Continue the court ruling on Sayaco's summary adjudication motion from where the text stops.

---- TEXT PASSAGE

Plaintiff alleges a rolling metal gate fell on him on property owned by Sayaco
at 2080 Belgrave Avenue, Huntington Park, California. Plaintiff alleges the
incident took place on April 30, 2021.
On July 26, 2021, Sayaco filed
a cross-complaint against Roes 1 to 20 alleging causes of action for express
indemnification, equitable indemnification, equitable contribution, and
declaratory relief. On March 23, 2022, Sayaco added Cross-Defendant A Plus
Fabric, Inc. (APF) as Roe 1. APF filed an answer to the cross-complaint on June
20, 2022.
Sayaco now moves for summary
adjudication against APF towards its express indemnification and declaratory
relief causes of action arguing that APF owes a contractual duty to indemnify
and defend Plaintiff’s action on Sayaco’s behalf. APF opposes.
LEGAL
STANDARD
“A
party may move for summary adjudication as to one or more causes of action
within an action, one or more affirmative defenses, one or more claims for
damages, or one or more issues of duty, if the party contends that the cause of
action has no merit, that there is no affirmative defense to the cause of
action, that there is no merit to an affirmative defense as to any cause of
action, that there is no merit to a claim for damages, as specified in Section
3294 of the Civil Code, or that one or more defendants either owed or did not
owe a duty to the plaintiff or plaintiffs.” (Code Civ. Proc., § 437c, subd.
(f)(1).) “A motion for summary adjudication shall be granted only if it
completely disposes of a cause of action, an affirmative defense, a claim for
damages, or an issue of duty.” (Id.) “[T]he party moving
for summary judgment bears the burden of persuasion that there is no triable
issue of material fact and that he is entitled to judgment as a matter of
law[.] There is a triable issue of material fact if, and only if, the evidence
would allow a reasonable trier of fact to find the underlying fact in favor of
the party opposing the motion in accordance with the applicable standard of
proof.” (Aguilar v. Atlantic Richfield Co. (2001) 25 Cal.4th 826,
850.) “[T]he party moving for summary judgment bears an initial burden of
production to make a prima facie showing of the nonexistence of any triable
issue of material fact; if he carries his burden of production, he causes a
shift, and the opposing party is then subjected to a burden
of production of his own to make a prima facie showing of the existence of a
triable issue of material fact.” (Ibid.; Smith v. Wells Fargo
Bank, N.A. (2005) 135 Cal.App.4th 1463, 1474 [summary judgment standards
held by Aguilar apply to summary adjudication motions].) Further, in line with Aguilar v. Atlantic
Richfield Co., “[o]n a motion for summary adjudication, the trial court has
no discretion to exercise. If a triable
issue of material fact exists as to the challenged causes of action, the motion
must be denied. If there is no triable issue of fact, the motion must be
granted.” (Fisherman's Wharf Bay Cruise Corp. v. Superior Court (2003)

--------
---- SUPPLIED INFORMATION

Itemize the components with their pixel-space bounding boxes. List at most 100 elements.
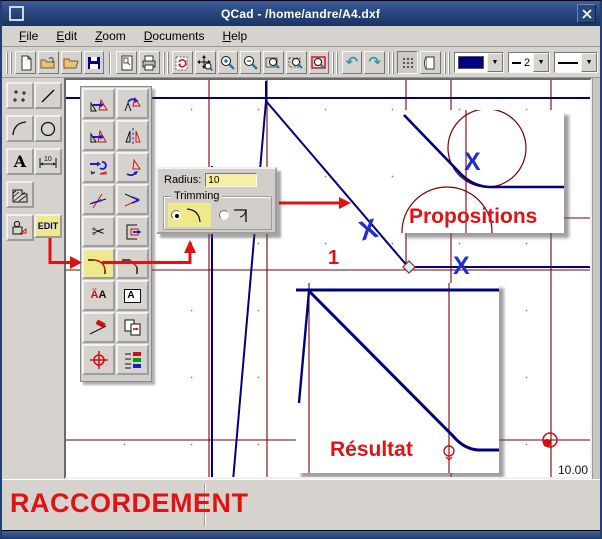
measure-tool-button[interactable] [6, 214, 34, 241]
move-copy-tool-button[interactable] [82, 120, 115, 151]
stretch-tool-button[interactable] [116, 216, 149, 247]
mirror-tool-button[interactable] [116, 120, 149, 151]
line-tool-button[interactable] [34, 82, 62, 109]
vertical-scrollbar[interactable] [592, 78, 602, 479]
zoom-pan-icon [197, 55, 213, 71]
chevron-down-icon[interactable]: ▼ [581, 53, 597, 72]
close-button[interactable] [577, 4, 596, 23]
radius-input[interactable] [205, 173, 257, 187]
fillet-tool-button[interactable] [82, 248, 115, 279]
bevel-tool-button[interactable] [116, 248, 149, 279]
edit-text-tool-button[interactable]: ÄA [82, 280, 115, 311]
new-document-button[interactable] [15, 51, 36, 74]
chevron-down-icon[interactable]: ▼ [533, 53, 549, 72]
menu-help[interactable]: Help [213, 27, 256, 45]
redo-button[interactable]: ↷ [364, 51, 385, 74]
text-tool-button[interactable]: A [6, 148, 34, 175]
point-tool-button[interactable] [6, 82, 34, 109]
redo-icon: ↷ [368, 55, 381, 70]
dimension-tool-button[interactable]: 10 [34, 148, 62, 175]
move-tool-button[interactable] [82, 88, 115, 119]
attributes-tool-button[interactable]: A [116, 280, 149, 311]
toolbar-grip[interactable] [444, 52, 450, 74]
trim-off-option[interactable] [219, 206, 254, 224]
toolbar-grip[interactable] [6, 52, 12, 74]
radio-unselected-icon[interactable] [219, 210, 229, 220]
snap-crosshair-icon [88, 350, 110, 370]
system-menu-icon[interactable] [9, 6, 24, 21]
radius-label: Radius: [164, 174, 201, 186]
explode-tool-button[interactable] [116, 312, 149, 343]
rotate-tool-button[interactable] [116, 88, 149, 119]
coordinate-readout: 10.00 [558, 463, 588, 477]
draw-tools-panel: A 10 EDIT [2, 78, 64, 479]
rotate-two-tool-button[interactable] [82, 152, 115, 183]
move-rotate-tool-button[interactable] [116, 152, 149, 183]
undo-button[interactable]: ↶ [342, 51, 363, 74]
color-select[interactable]: ▼ [454, 52, 504, 73]
close-icon [582, 9, 592, 19]
snap-settings-button[interactable] [82, 344, 115, 375]
mirror-icon [122, 126, 144, 146]
edit-tools-panel: ✂ ÄA A [80, 86, 152, 382]
edit-mode-button[interactable]: EDIT [34, 214, 62, 238]
save-button[interactable] [84, 51, 105, 74]
rotate-two-icon [88, 158, 110, 178]
resultat-inset: Résultat [296, 283, 499, 473]
line-width-select[interactable]: 2 ▼ [508, 52, 550, 73]
edit-text-icon-black: A [99, 289, 107, 301]
menu-zoom[interactable]: Zoom [86, 27, 135, 45]
x-mark-2: X [453, 252, 470, 280]
radio-selected-icon[interactable] [171, 210, 181, 220]
trim-tool-button[interactable] [82, 184, 115, 215]
cut-tool-button[interactable]: ✂ [82, 216, 115, 247]
chevron-down-icon[interactable]: ▼ [487, 53, 503, 72]
title-bar[interactable]: QCad - /home/andre/A4.dxf [2, 1, 600, 26]
trim-icon [88, 190, 110, 210]
trim-two-icon [122, 190, 144, 210]
menu-edit[interactable]: Edit [47, 27, 86, 45]
measure-icon [11, 219, 29, 237]
fillet-icon [87, 253, 111, 275]
delete-tool-button[interactable] [82, 312, 115, 343]
window-title: QCad - /home/andre/A4.dxf [24, 7, 577, 21]
hatch-tool-button[interactable] [6, 181, 34, 208]
toolbar-grip[interactable] [388, 52, 394, 74]
qcad-window: QCad - /home/andre/A4.dxf File Edit Zoom… [0, 0, 602, 539]
print-preview-button[interactable] [116, 51, 137, 74]
toolbar-grip[interactable] [163, 52, 169, 74]
menu-documents[interactable]: Documents [135, 27, 214, 45]
zoom-in-button[interactable] [218, 51, 239, 74]
trim-two-tool-button[interactable] [116, 184, 149, 215]
width-sample-icon [512, 62, 521, 64]
zoom-out-icon [243, 55, 259, 71]
x-mark-1: X [356, 213, 381, 246]
window-bottom-frame [2, 530, 600, 539]
open-folder-button[interactable] [61, 51, 82, 74]
toolbar-grip[interactable] [332, 52, 338, 74]
explode-icon [122, 318, 144, 338]
circle-tool-button[interactable] [34, 115, 62, 142]
trim-on-option[interactable] [168, 203, 211, 227]
zoom-auto-button[interactable] [286, 51, 307, 74]
layer-list-button[interactable] [116, 344, 149, 375]
print-button[interactable] [139, 51, 160, 74]
open-drawing-button[interactable] [38, 51, 59, 74]
trimming-label: Trimming [171, 190, 222, 202]
line-style-select[interactable]: ▼ [554, 52, 598, 73]
dimension-icon: 10 [38, 153, 58, 171]
new-document-icon [18, 55, 34, 71]
style-sample-icon [558, 62, 578, 64]
library-browser-button[interactable] [420, 51, 441, 74]
arc-tool-button[interactable] [6, 115, 34, 142]
zoom-pan-button[interactable] [195, 51, 216, 74]
zoom-window-button[interactable] [263, 51, 284, 74]
redraw-button[interactable] [172, 51, 193, 74]
grid-toggle-button[interactable] [397, 51, 418, 74]
zoom-out-button[interactable] [240, 51, 261, 74]
undo-icon: ↶ [346, 55, 359, 70]
zoom-previous-button[interactable] [309, 51, 330, 74]
menu-file[interactable]: File [10, 27, 47, 45]
dimension-sample-value: 10 [44, 156, 52, 163]
cut-icon: ✂ [92, 224, 105, 240]
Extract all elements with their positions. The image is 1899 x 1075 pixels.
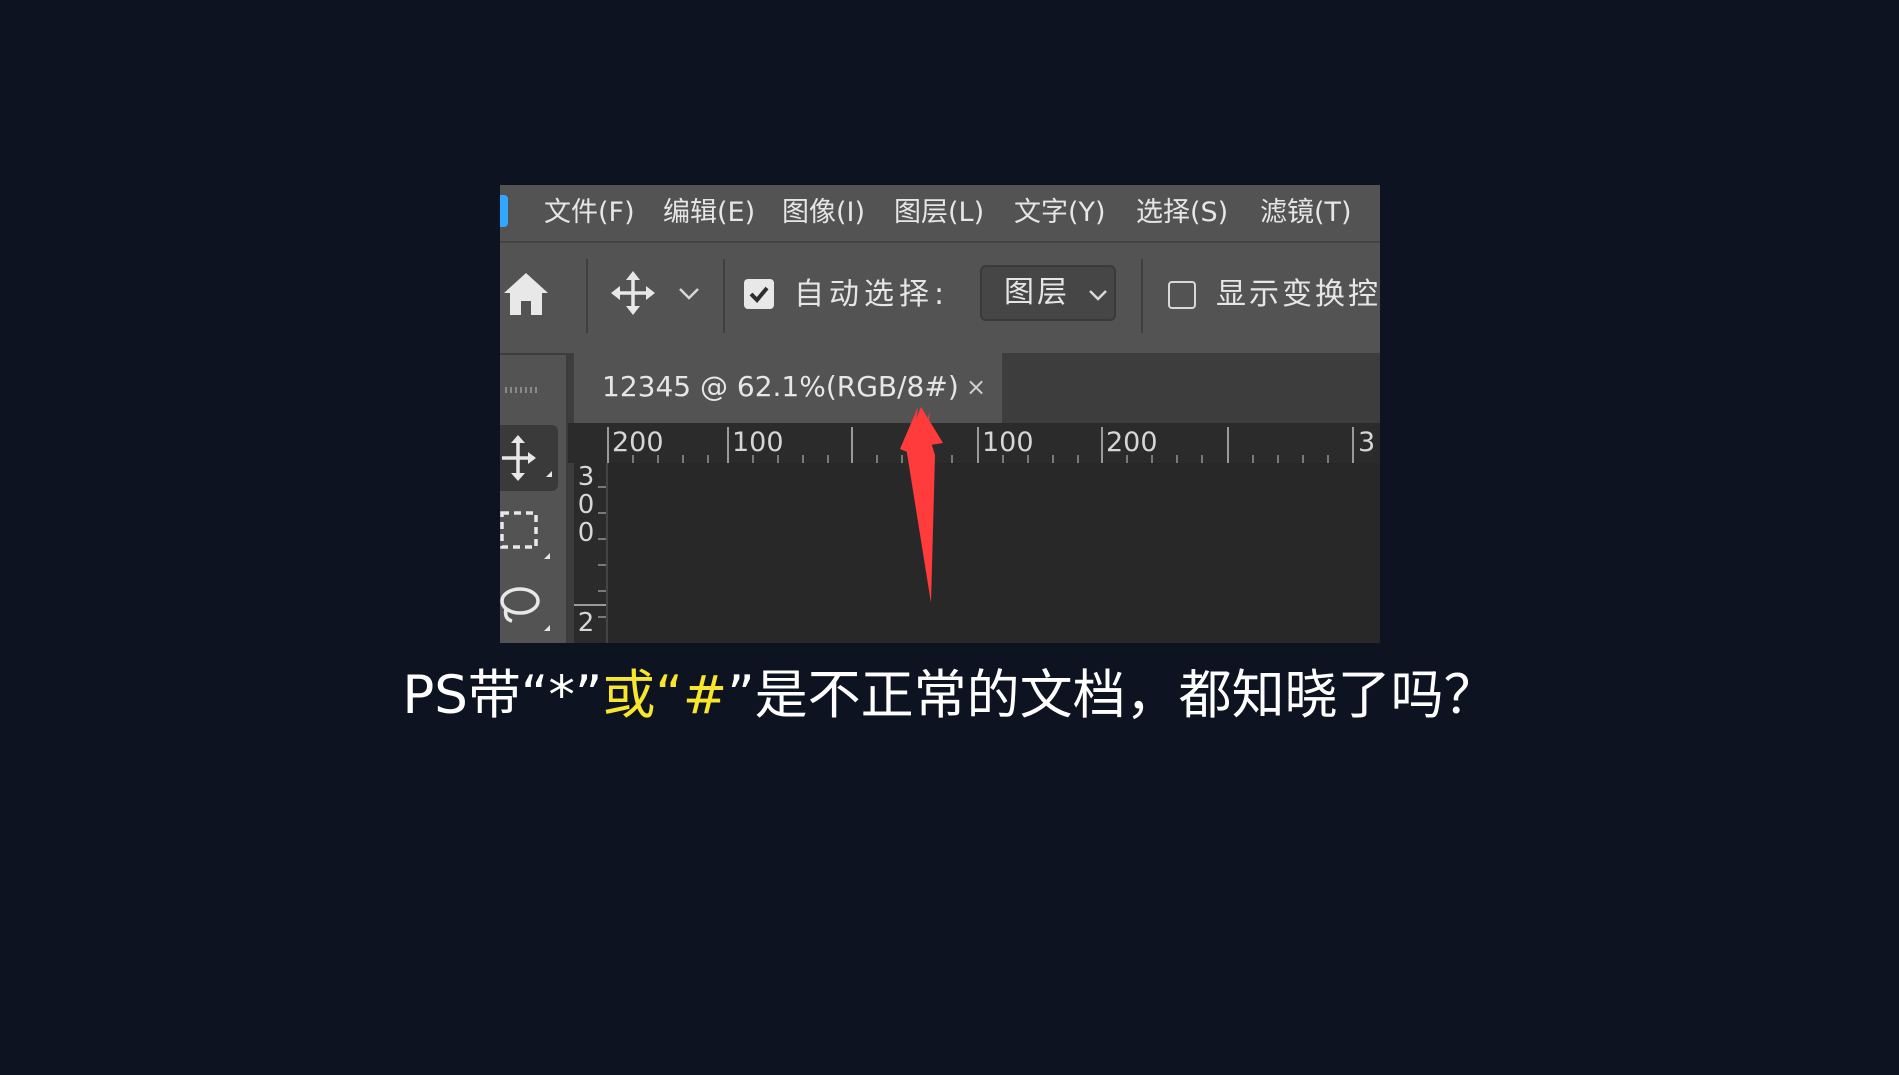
- caption: PS带“*”或“#”是不正常的文档，都知晓了吗？: [0, 658, 1899, 734]
- photoshop-screenshot: 文件(F) 编辑(E) 图像(I) 图层(L) 文字(Y) 选择(S) 滤镜(T…: [500, 185, 1380, 643]
- caption-highlight: 或: [602, 665, 656, 726]
- caption-part: ”是不正常的文档，都知晓了吗？: [727, 665, 1497, 726]
- caption-highlight: “#: [655, 665, 728, 726]
- annotation-arrow: [900, 407, 943, 603]
- caption-part: PS带“*”: [402, 665, 603, 726]
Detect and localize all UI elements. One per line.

--------

## EXERCISE RESPONSE
114 Cal.App.4th 309, 320.)
“On a summary judgment motion, the court must therefore consider what
inferences favoring the opposing party a factfinder could reasonably draw from
the evidence. While viewing the evidence in this manner, the court must bear in
mind that its primary function is to identify issues rather than to determine
issues. Only when the inferences are
indisputable may the court decide the issues as a matter of law. If the
evidence is in conflict, the factual issues must be resolved by trial.” (Binder
v. Aetna Life Ins. Co. (1999) 75 Cal.App.4th 832, 839 [cleaned up].) Further, “the trial court may not weigh the
evidence in the manner of a factfinder to determine whose version is more
likely true. Nor may the trial court
grant summary judgment based on the court's evaluation of credibility.” (Id.
at p. 840 [cleaned up]; see also Weiss v. People ex rel. Department of
Transportation (2020) 9 Cal.5th 840, 864 [“Courts deciding motions for
summary judgment or summary adjudication may not weigh the evidence but must
instead view it in the light most favorable to the opposing party and draw all
reasonable inferences in favor of that party”].)
DISCUSSION
“Parties to a contract, . . . , may define therein their duties toward one another in the
event of a third party claim against one or both arising out of their
relationship. Terms of this kind may require one party to indemnify the
other, under specified circumstances, for moneys paid or expenses incurred by
the latter as a result of such claims. (Citation omitted.) They may also assign
one party, pursuant to the contract's language, responsibility for the other's legal
defense when a third
party claim is made against the latter.”
(Crawford v. Weather Shield Mfg., Inc. (2008) 44 Cal.4th 541, 551 [citation
omitted, emphasis in original] [hereafter, Crawford].)
“In noninsurance contexts, . . . it is the indemnitee who may often
have the superior bargaining power, and who may use this power unfairly to
shift to another a disproportionate share of the financial consequences of its
own legal fault. [citations.] This public policy concern influences to some
degree the manner in which noninsurance indemnity agreements are construed. For
example, it has been said that if one seeks, in a noninsurance agreement, to be
indemnified for his or her own active negligence, or regardless of the
indemnitor's fault—protections beyond those afforded by the doctrines of
implied or equitable indemnity—language on the point must be particularly clear
and explicit, and will be construed strictly against the indemnitee.” (Id.
at 552.)
“[T]he [indemnitor’s] duty to defend is broader than its
duty to indemnify. The latter duty runs only to claims that are actually covered
by the [agreement], while the duty to defend extends to claims that are merely
potentially covered. The [indemnitor’s] defense duty is a continuing one,
arising on tender of defense and lasting until the underlying lawsuit is
concluded, or until it has been shown that there is no potential for
coverage.” (Crawford, supra, 44 Cal.4th at p. 547 [citations and
quotations omitted, emphasis in original].) Further, “a contractual
promise to “defend” another against specified claims clearly connotes an
obligation of active responsibility, from the outset, for the promisee’s defense against
such claims. The duty promised is to render, or fund, the service of
providing a defense on the promisee’s behalf — a duty that necessarily arises as soon as such
claims are made against the promisee, and may continue until they have been resolved.” (Id.
at pp. 553–554.)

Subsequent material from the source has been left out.